'''

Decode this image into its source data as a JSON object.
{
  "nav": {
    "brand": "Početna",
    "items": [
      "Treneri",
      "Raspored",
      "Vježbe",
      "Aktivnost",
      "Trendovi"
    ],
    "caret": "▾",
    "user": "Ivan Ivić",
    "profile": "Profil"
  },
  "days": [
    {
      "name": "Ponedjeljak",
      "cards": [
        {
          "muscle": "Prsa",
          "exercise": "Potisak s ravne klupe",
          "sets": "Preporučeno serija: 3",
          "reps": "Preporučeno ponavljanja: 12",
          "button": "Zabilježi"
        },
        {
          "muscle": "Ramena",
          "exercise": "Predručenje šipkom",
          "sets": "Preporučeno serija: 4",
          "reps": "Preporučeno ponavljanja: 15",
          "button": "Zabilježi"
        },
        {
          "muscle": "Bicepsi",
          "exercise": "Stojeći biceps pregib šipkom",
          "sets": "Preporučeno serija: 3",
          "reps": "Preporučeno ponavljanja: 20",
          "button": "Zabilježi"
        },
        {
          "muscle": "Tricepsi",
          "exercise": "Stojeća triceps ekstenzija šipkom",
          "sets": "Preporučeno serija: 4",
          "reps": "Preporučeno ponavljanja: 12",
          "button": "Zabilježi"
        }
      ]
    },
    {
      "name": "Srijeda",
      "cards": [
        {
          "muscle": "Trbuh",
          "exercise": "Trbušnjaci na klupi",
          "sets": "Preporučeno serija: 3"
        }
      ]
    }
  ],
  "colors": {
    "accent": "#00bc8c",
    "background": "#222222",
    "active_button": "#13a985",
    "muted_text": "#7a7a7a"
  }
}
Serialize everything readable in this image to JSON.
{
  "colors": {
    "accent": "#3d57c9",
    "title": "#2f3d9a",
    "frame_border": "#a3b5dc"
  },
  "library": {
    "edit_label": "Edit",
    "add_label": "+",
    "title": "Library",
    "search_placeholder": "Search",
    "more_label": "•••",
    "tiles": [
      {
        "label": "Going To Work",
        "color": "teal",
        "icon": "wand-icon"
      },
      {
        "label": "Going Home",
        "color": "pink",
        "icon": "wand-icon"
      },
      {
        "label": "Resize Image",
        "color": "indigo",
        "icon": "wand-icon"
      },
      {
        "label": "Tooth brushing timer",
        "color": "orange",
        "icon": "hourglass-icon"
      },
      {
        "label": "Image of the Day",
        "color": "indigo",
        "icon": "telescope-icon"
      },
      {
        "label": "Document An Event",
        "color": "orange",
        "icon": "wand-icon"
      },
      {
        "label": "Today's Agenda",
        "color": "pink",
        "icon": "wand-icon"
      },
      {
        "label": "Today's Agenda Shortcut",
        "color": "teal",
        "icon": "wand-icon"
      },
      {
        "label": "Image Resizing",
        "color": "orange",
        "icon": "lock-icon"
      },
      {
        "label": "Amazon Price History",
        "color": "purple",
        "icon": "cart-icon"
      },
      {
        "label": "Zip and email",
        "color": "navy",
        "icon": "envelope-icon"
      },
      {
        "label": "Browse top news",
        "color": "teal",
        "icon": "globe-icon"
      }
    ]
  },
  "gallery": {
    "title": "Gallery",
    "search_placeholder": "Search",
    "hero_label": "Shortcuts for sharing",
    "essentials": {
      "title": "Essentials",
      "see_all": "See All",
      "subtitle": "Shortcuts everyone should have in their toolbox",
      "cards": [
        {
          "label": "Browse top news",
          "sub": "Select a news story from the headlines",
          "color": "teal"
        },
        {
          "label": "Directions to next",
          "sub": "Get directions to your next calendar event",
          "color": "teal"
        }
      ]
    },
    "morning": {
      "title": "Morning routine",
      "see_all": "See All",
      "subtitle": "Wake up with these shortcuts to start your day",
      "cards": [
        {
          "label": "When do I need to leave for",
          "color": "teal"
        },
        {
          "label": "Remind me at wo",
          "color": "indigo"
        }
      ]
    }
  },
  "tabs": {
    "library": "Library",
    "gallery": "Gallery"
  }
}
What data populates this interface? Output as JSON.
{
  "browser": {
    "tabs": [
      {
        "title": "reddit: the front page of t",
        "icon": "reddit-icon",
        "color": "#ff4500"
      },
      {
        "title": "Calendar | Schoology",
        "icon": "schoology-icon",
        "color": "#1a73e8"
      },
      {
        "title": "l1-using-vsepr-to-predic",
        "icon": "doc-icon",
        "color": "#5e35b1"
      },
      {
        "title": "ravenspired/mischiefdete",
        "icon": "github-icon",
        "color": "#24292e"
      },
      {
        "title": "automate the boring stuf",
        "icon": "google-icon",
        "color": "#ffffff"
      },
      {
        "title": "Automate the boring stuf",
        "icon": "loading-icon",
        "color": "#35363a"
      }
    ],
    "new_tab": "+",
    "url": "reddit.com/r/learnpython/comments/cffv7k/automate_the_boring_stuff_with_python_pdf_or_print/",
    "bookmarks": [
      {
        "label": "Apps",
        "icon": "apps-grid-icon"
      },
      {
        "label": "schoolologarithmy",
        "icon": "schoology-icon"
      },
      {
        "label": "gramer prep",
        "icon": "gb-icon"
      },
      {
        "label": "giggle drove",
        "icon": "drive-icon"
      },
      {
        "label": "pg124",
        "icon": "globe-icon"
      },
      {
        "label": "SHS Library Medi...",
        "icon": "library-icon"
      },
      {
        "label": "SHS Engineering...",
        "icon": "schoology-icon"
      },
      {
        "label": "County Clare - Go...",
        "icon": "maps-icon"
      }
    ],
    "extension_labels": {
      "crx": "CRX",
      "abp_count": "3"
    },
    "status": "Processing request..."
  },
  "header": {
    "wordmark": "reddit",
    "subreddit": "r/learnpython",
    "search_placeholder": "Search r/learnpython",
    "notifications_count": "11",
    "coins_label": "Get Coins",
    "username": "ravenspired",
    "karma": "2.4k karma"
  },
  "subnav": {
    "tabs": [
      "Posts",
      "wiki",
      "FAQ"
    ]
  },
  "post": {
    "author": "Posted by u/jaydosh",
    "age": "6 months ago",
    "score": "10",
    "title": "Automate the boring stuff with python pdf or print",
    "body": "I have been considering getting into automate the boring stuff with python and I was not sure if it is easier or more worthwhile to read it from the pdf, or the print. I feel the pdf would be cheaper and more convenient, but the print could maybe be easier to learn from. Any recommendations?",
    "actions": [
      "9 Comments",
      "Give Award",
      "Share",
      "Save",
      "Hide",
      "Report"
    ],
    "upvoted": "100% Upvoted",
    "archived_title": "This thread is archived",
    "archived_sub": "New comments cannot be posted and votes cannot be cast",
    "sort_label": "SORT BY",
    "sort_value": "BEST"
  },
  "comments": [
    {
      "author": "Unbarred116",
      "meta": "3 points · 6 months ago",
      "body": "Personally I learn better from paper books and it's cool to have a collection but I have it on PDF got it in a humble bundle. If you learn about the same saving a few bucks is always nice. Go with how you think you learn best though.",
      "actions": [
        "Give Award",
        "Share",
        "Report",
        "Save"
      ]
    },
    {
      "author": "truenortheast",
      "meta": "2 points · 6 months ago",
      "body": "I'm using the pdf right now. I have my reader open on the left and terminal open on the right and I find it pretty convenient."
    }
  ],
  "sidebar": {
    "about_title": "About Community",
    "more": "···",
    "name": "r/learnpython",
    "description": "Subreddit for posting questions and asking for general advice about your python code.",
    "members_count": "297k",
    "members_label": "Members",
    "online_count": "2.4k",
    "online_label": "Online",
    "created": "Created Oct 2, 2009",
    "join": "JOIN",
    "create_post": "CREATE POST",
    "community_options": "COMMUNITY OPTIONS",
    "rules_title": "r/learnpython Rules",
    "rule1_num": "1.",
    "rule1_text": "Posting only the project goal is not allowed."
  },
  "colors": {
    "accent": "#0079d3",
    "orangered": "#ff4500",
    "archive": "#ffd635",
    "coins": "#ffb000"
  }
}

'''

Your objective:
Your task is to quote all of the data word for word.

Complete response:
Decode this image into its source data as a JSON object.
{
  "nav": {
    "brand": "Početna",
    "items": [
      "Treneri",
      "Raspored",
      "Vježbe",
      "Aktivnost",
      "Trendovi"
    ],
    "caret": "▾",
    "user": "Ivan Ivić",
    "profile": "Profil"
  },
  "days": [
    {
      "name": "Ponedjeljak",
      "cards": [
        {
          "muscle": "Prsa",
          "exercise": "Potisak s ravne klupe",
          "sets": "Preporučeno serija: 3",
          "reps": "Preporučeno ponavljanja: 12",
          "button": "Zabilježi"
        },
        {
          "muscle": "Ramena",
          "exercise": "Predručenje šipkom",
          "sets": "Preporučeno serija: 4",
          "reps": "Preporučeno ponavljanja: 15",
          "button": "Zabilježi"
        },
        {
          "muscle": "Bicepsi",
          "exercise": "Stojeći biceps pregib šipkom",
          "sets": "Preporučeno serija: 3",
          "reps": "Preporučeno ponavljanja: 20",
          "button": "Zabilježi"
        },
        {
          "muscle": "Tricepsi",
          "exercise": "Stojeća triceps ekstenzija šipkom",
          "sets": "Preporučeno serija: 4",
          "reps": "Preporučeno ponavljanja: 12",
          "button": "Zabilježi"
        }
      ]
    },
    {
      "name": "Srijeda",
      "cards": [
        {
          "muscle": "Trbuh",
          "exercise": "Trbušnjaci na klupi",
          "sets": "Preporučeno serija: 3"
        }
      ]
    }
  ],
  "colors": {
    "accent": "#00bc8c",
    "background": "#222222",
    "active_button": "#13a985",
    "muted_text": "#7a7a7a"
  }
}
Serialize everything readable in this image to JSON.
{
  "colors": {
    "accent": "#3d57c9",
    "title": "#2f3d9a",
    "frame_border": "#a3b5dc"
  },
  "library": {
    "edit_label": "Edit",
    "add_label": "+",
    "title": "Library",
    "search_placeholder": "Search",
    "more_label": "•••",
    "tiles": [
      {
        "label": "Going To Work",
        "color": "teal",
        "icon": "wand-icon"
      },
      {
        "label": "Going Home",
        "color": "pink",
        "icon": "wand-icon"
      },
      {
        "label": "Resize Image",
        "color": "indigo",
        "icon": "wand-icon"
      },
      {
        "label": "Tooth brushing timer",
        "color": "orange",
        "icon": "hourglass-icon"
      },
      {
        "label": "Image of the Day",
        "color": "indigo",
        "icon": "telescope-icon"
      },
      {
        "label": "Document An Event",
        "color": "orange",
        "icon": "wand-icon"
      },
      {
        "label": "Today's Agenda",
        "color": "pink",
        "icon": "wand-icon"
      },
      {
        "label": "Today's Agenda Shortcut",
        "color": "teal",
        "icon": "wand-icon"
      },
      {
        "label": "Image Resizing",
        "color": "orange",
        "icon": "lock-icon"
      },
      {
        "label": "Amazon Price History",
        "color": "purple",
        "icon": "cart-icon"
      },
      {
        "label": "Zip and email",
        "color": "navy",
        "icon": "envelope-icon"
      },
      {
        "label": "Browse top news",
        "color": "teal",
        "icon": "globe-icon"
      }
    ]
  },
  "gallery": {
    "title": "Gallery",
    "search_placeholder": "Search",
    "hero_label": "Shortcuts for sharing",
    "essentials": {
      "title": "Essentials",
      "see_all": "See All",
      "subtitle": "Shortcuts everyone should have in their toolbox",
      "cards": [
        {
          "label": "Browse top news",
          "sub": "Select a news story from the headlines",
          "color": "teal"
        },
        {
          "label": "Directions to next",
          "sub": "Get directions to your next calendar event",
          "color": "teal"
        }
      ]
    },
    "morning": {
      "title": "Morning routine",
      "see_all": "See All",
      "subtitle": "Wake up with these shortcuts to start your day",
      "cards": [
        {
          "label": "When do I need to leave for",
          "color": "teal"
        },
        {
          "label": "Remind me at wo",
          "color": "indigo"
        }
      ]
    }
  },
  "tabs": {
    "library": "Library",
    "gallery": "Gallery"
  }
}
What data populates this interface? Output as JSON.
{
  "browser": {
    "tabs": [
      {
        "title": "reddit: the front page of t",
        "icon": "reddit-icon",
        "color": "#ff4500"
      },
      {
        "title": "Calendar | Schoology",
        "icon": "schoology-icon",
        "color": "#1a73e8"
      },
      {
        "title": "l1-using-vsepr-to-predic",
        "icon": "doc-icon",
        "color": "#5e35b1"
      },
      {
        "title": "ravenspired/mischiefdete",
        "icon": "github-icon",
        "color": "#24292e"
      },
      {
        "title": "automate the boring stuf",
        "icon": "google-icon",
        "color": "#ffffff"
      },
      {
        "title": "Automate the boring stuf",
        "icon": "loading-icon",
        "color": "#35363a"
      }
    ],
    "new_tab": "+",
    "url": "reddit.com/r/learnpython/comments/cffv7k/automate_the_boring_stuff_with_python_pdf_or_print/",
    "bookmarks": [
      {
        "label": "Apps",
        "icon": "apps-grid-icon"
      },
      {
        "label": "schoolologarithmy",
        "icon": "schoology-icon"
      },
      {
        "label": "gramer prep",
        "icon": "gb-icon"
      },
      {
        "label": "giggle drove",
        "icon": "drive-icon"
      },
      {
        "label": "pg124",
        "icon": "globe-icon"
      },
      {
        "label": "SHS Library Medi...",
        "icon": "library-icon"
      },
      {
        "label": "SHS Engineering...",
        "icon": "schoology-icon"
      },
      {
        "label": "County Clare - Go...",
        "icon": "maps-icon"
      }
    ],
    "extension_labels": {
      "crx": "CRX",
      "abp_count": "3"
    },
    "status": "Processing request..."
  },
  "header": {
    "wordmark": "reddit",
    "subreddit": "r/learnpython",
    "search_placeholder": "Search r/learnpython",
    "notifications_count": "11",
    "coins_label": "Get Coins",
    "username": "ravenspired",
    "karma": "2.4k karma"
  },
  "subnav": {
    "tabs": [
      "Posts",
      "wiki",
      "FAQ"
    ]
  },
  "post": {
    "author": "Posted by u/jaydosh",
    "age": "6 months ago",
    "score": "10",
    "title": "Automate the boring stuff with python pdf or print",
    "body": "I have been considering getting into automate the boring stuff with python and I was not sure if it is easier or more worthwhile to read it from the pdf, or the print. I feel the pdf would be cheaper and more convenient, but the print could maybe be easier to learn from. Any recommendations?",
    "actions": [
      "9 Comments",
      "Give Award",
      "Share",
      "Save",
      "Hide",
      "Report"
    ],
    "upvoted": "100% Upvoted",
    "archived_title": "This thread is archived",
    "archived_sub": "New comments cannot be posted and votes cannot be cast",
    "sort_label": "SORT BY",
    "sort_value": "BEST"
  },
  "comments": [
    {
      "author": "Unbarred116",
      "meta": "3 points · 6 months ago",
      "body": "Personally I learn better from paper books and it's cool to have a collection but I have it on PDF got it in a humble bundle. If you learn about the same saving a few bucks is always nice. Go with how you think you learn best though.",
      "actions": [
        "Give Award",
        "Share",
        "Report",
        "Save"
      ]
    },
    {
      "author": "truenortheast",
      "meta": "2 points · 6 months ago",
      "body": "I'm using the pdf right now. I have my reader open on the left and terminal open on the right and I find it pretty convenient."
    }
  ],
  "sidebar": {
    "about_title": "About Community",
    "more": "···",
    "name": "r/learnpython",
    "description": "Subreddit for posting questions and asking for general advice about your python code.",
    "members_count": "297k",
    "members_label": "Members",
    "online_count": "2.4k",
    "online_label": "Online",
    "created": "Created Oct 2, 2009",
    "join": "JOIN",
    "create_post": "CREATE POST",
    "community_options": "COMMUNITY OPTIONS",
    "rules_title": "r/learnpython Rules",
    "rule1_num": "1.",
    "rule1_text": "Posting only the project goal is not allowed."
  },
  "colors": {
    "accent": "#0079d3",
    "orangered": "#ff4500",
    "archive": "#ffd635",
    "coins": "#ffb000"
  }
}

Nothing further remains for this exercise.